## DIRECTIONS
Repeat every record below exactly, leaving out the pictures.

Collected data entries
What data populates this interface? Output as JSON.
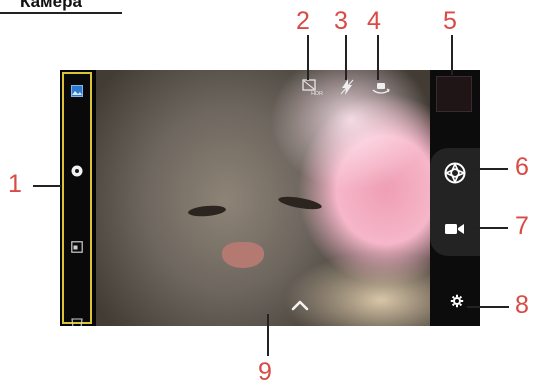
{
  "header": {
    "title": "Камера"
  },
  "camera": {
    "sidebar": {
      "items": [
        "gallery-icon",
        "record-dot-icon",
        "mode-frame-icon",
        "panorama-icon"
      ]
    },
    "top_controls": [
      "hdr-icon",
      "flash-icon",
      "switch-camera-icon"
    ],
    "top_labels": {
      "hdr": "HDR"
    },
    "right_controls": [
      "thumbnail",
      "shutter-icon",
      "video-camera-icon",
      "gear-icon"
    ],
    "bottom_controls": [
      "chevron-up-icon"
    ]
  },
  "callouts": [
    "1",
    "2",
    "3",
    "4",
    "5",
    "6",
    "7",
    "8",
    "9"
  ],
  "colors": {
    "accent": "#d9c437",
    "callout": "#d94a44",
    "panel": "#0c0c0c"
  }
}
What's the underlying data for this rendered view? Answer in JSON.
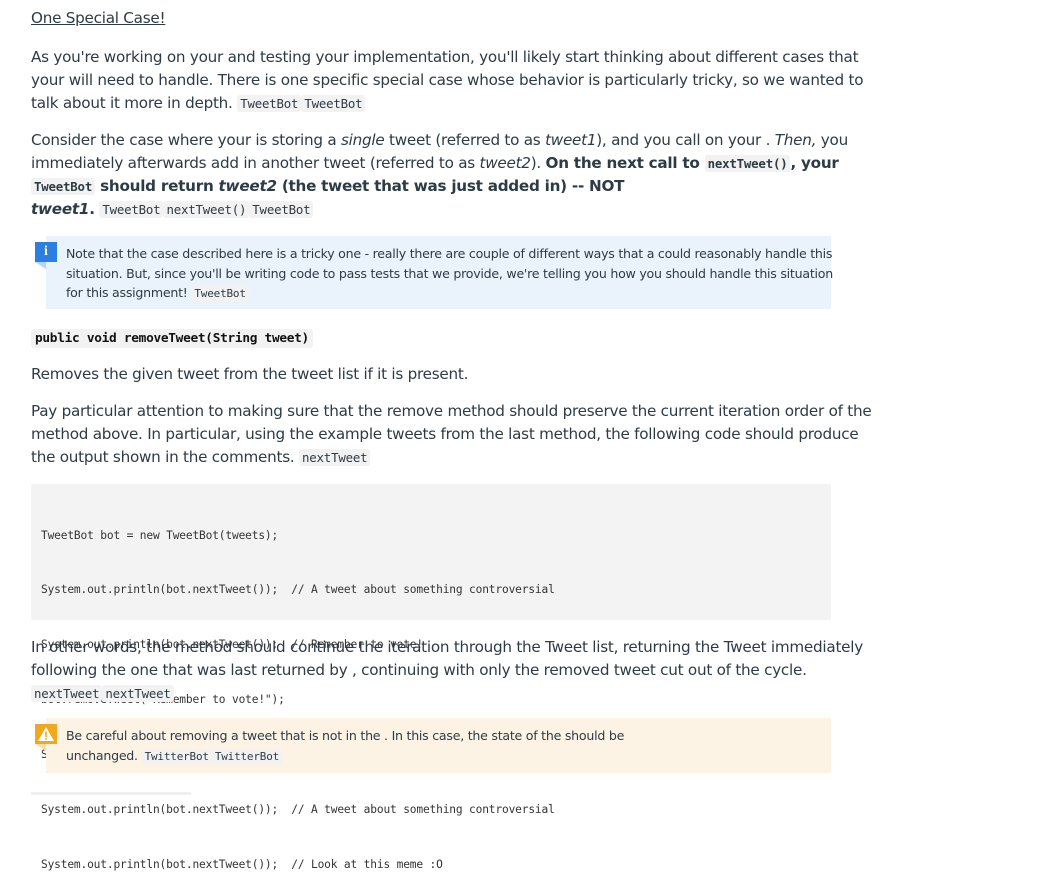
{
  "heading": "One Special Case!",
  "intro": {
    "line1": "As you're working on your  and testing your implementation, you'll likely start thinking about different cases that",
    "line2": "your  will need to handle. There is one specific special case whose behavior is particularly tricky, so we wanted to",
    "line3": "talk about it more in depth.",
    "codes": [
      "TweetBot",
      "TweetBot"
    ]
  },
  "consider": {
    "l1_a": "Consider the case where your  is storing a ",
    "l1_b": "single",
    "l1_c": " tweet (referred to as ",
    "l1_d": "tweet1",
    "l1_e": "), and you call  on your . ",
    "l1_f": "Then,",
    "l1_g": " you",
    "l2_a": "immediately afterwards add in another tweet (referred to as ",
    "l2_b": "tweet2",
    "l2_c": "). ",
    "l2_d": "On the next call to ",
    "l2_code": "nextTweet()",
    "l2_e": ", your",
    "l3_code": "TweetBot",
    "l3_a": " should return ",
    "l3_b": "tweet2",
    "l3_c": " (the tweet that was just added in) -- NOT",
    "l4_a": "tweet1",
    "l4_b": ".",
    "l4_codes": [
      "TweetBot",
      "nextTweet()",
      "TweetBot"
    ]
  },
  "info_callout": {
    "icon": "info-icon",
    "icon_glyph": "i",
    "line1": "Note that the case described here is a tricky one - really there are couple of different ways that a  could reasonably handle this",
    "line2": "situation. But, since you'll be writing code to pass tests that we provide, we're telling you how you should handle this situation",
    "line3": "for this assignment!",
    "code": "TweetBot"
  },
  "method_signature": "public void removeTweet(String tweet)",
  "removes_text": "Removes the given tweet from the tweet list if it is present.",
  "pay_attention": {
    "line1": "Pay particular attention to making sure that the remove method should preserve the current iteration order of the",
    "line2": "method above. In particular, using the example tweets from the last method, the following code should produce",
    "line3": "the output shown in the comments.",
    "code": "nextTweet"
  },
  "code_block": {
    "lines": [
      "TweetBot bot = new TweetBot(tweets);",
      "System.out.println(bot.nextTweet());  // A tweet about something controversial",
      "System.out.println(bot.nextTweet());  // Remember to vote!",
      "bot.removeTweet(\"Remember to vote!\");",
      "System.out.println(bot.nextTweet());  // Look at this meme :O",
      "System.out.println(bot.nextTweet());  // A tweet about something controversial",
      "System.out.println(bot.nextTweet());  // Look at this meme :O"
    ]
  },
  "other_words": {
    "line1": "In other words, the  method should continue the iteration through the Tweet list, returning the Tweet immediately",
    "line2": "following the one that was last returned by , continuing with only the removed tweet cut out of the cycle.",
    "codes": [
      "nextTweet",
      "nextTweet"
    ]
  },
  "warn_callout": {
    "icon": "warning-icon",
    "icon_glyph": "!",
    "line1": "Be careful about removing a tweet that is not in the . In this case, the state of the  should be",
    "line2": "unchanged.",
    "codes": [
      "TwitterBot",
      "TwitterBot"
    ]
  },
  "colors": {
    "info_bg": "#eaf2fc",
    "info_icon": "#2b7fe1",
    "warn_bg": "#fdf3e5",
    "warn_icon": "#f0a81c",
    "code_bg": "#f2f2f2",
    "text": "#2d3b45"
  }
}
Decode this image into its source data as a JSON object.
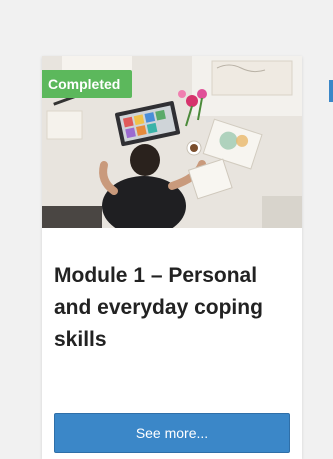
{
  "card": {
    "badge": "Completed",
    "title": "Module 1 – Personal and everyday coping skills",
    "button_label": "See more...",
    "image_description": "Person at a desk with a laptop and papers, viewed from above"
  },
  "colors": {
    "badge": "#5cb85c",
    "button": "#3b87c8",
    "title": "#222222",
    "background": "#f1f1f1"
  }
}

## EXERCISE RESPONSE
What data populates this interface? Output as JSON.
{
  "header": {
    "title": "Камера"
  },
  "camera": {
    "sidebar": {
      "items": [
        "gallery-icon",
        "record-dot-icon",
        "mode-frame-icon",
        "panorama-icon"
      ]
    },
    "top_controls": [
      "hdr-icon",
      "flash-icon",
      "switch-camera-icon"
    ],
    "top_labels": {
      "hdr": "HDR"
    },
    "right_controls": [
      "thumbnail",
      "shutter-icon",
      "video-camera-icon",
      "gear-icon"
    ],
    "bottom_controls": [
      "chevron-up-icon"
    ]
  },
  "callouts": [
    "1",
    "2",
    "3",
    "4",
    "5",
    "6",
    "7",
    "8",
    "9"
  ],
  "colors": {
    "accent": "#d9c437",
    "callout": "#d94a44",
    "panel": "#0c0c0c"
  }
}
What's the underlying data for this rendered view? Answer in JSON.
{
  "heading": "One Special Case!",
  "intro": {
    "line1": "As you're working on your  and testing your implementation, you'll likely start thinking about different cases that",
    "line2": "your  will need to handle. There is one specific special case whose behavior is particularly tricky, so we wanted to",
    "line3": "talk about it more in depth.",
    "codes": [
      "TweetBot",
      "TweetBot"
    ]
  },
  "consider": {
    "l1_a": "Consider the case where your  is storing a ",
    "l1_b": "single",
    "l1_c": " tweet (referred to as ",
    "l1_d": "tweet1",
    "l1_e": "), and you call  on your . ",
    "l1_f": "Then,",
    "l1_g": " you",
    "l2_a": "immediately afterwards add in another tweet (referred to as ",
    "l2_b": "tweet2",
    "l2_c": "). ",
    "l2_d": "On the next call to ",
    "l2_code": "nextTweet()",
    "l2_e": ", your",
    "l3_code": "TweetBot",
    "l3_a": " should return ",
    "l3_b": "tweet2",
    "l3_c": " (the tweet that was just added in) -- NOT",
    "l4_a": "tweet1",
    "l4_b": ".",
    "l4_codes": [
      "TweetBot",
      "nextTweet()",
      "TweetBot"
    ]
  },
  "info_callout": {
    "icon": "info-icon",
    "icon_glyph": "i",
    "line1": "Note that the case described here is a tricky one - really there are couple of different ways that a  could reasonably handle this",
    "line2": "situation. But, since you'll be writing code to pass tests that we provide, we're telling you how you should handle this situation",
    "line3": "for this assignment!",
    "code": "TweetBot"
  },
  "method_signature": "public void removeTweet(String tweet)",
  "removes_text": "Removes the given tweet from the tweet list if it is present.",
  "pay_attention": {
    "line1": "Pay particular attention to making sure that the remove method should preserve the current iteration order of the",
    "line2": "method above. In particular, using the example tweets from the last method, the following code should produce",
    "line3": "the output shown in the comments.",
    "code": "nextTweet"
  },
  "code_block": {
    "lines": [
      "TweetBot bot = new TweetBot(tweets);",
      "System.out.println(bot.nextTweet());  // A tweet about something controversial",
      "System.out.println(bot.nextTweet());  // Remember to vote!",
      "bot.removeTweet(\"Remember to vote!\");",
      "System.out.println(bot.nextTweet());  // Look at this meme :O",
      "System.out.println(bot.nextTweet());  // A tweet about something controversial",
      "System.out.println(bot.nextTweet());  // Look at this meme :O"
    ]
  },
  "other_words": {
    "line1": "In other words, the  method should continue the iteration through the Tweet list, returning the Tweet immediately",
    "line2": "following the one that was last returned by , continuing with only the removed tweet cut out of the cycle.",
    "codes": [
      "nextTweet",
      "nextTweet"
    ]
  },
  "warn_callout": {
    "icon": "warning-icon",
    "icon_glyph": "!",
    "line1": "Be careful about removing a tweet that is not in the . In this case, the state of the  should be",
    "line2": "unchanged.",
    "codes": [
      "TwitterBot",
      "TwitterBot"
    ]
  },
  "colors": {
    "info_bg": "#eaf2fc",
    "info_icon": "#2b7fe1",
    "warn_bg": "#fdf3e5",
    "warn_icon": "#f0a81c",
    "code_bg": "#f2f2f2",
    "text": "#2d3b45"
  }
}
Decode this image into its source data as a JSON object.
{
  "card": {
    "badge": "Completed",
    "title": "Module 1 – Personal and everyday coping skills",
    "button_label": "See more...",
    "image_description": "Person at a desk with a laptop and papers, viewed from above"
  },
  "colors": {
    "badge": "#5cb85c",
    "button": "#3b87c8",
    "title": "#222222",
    "background": "#f1f1f1"
  }
}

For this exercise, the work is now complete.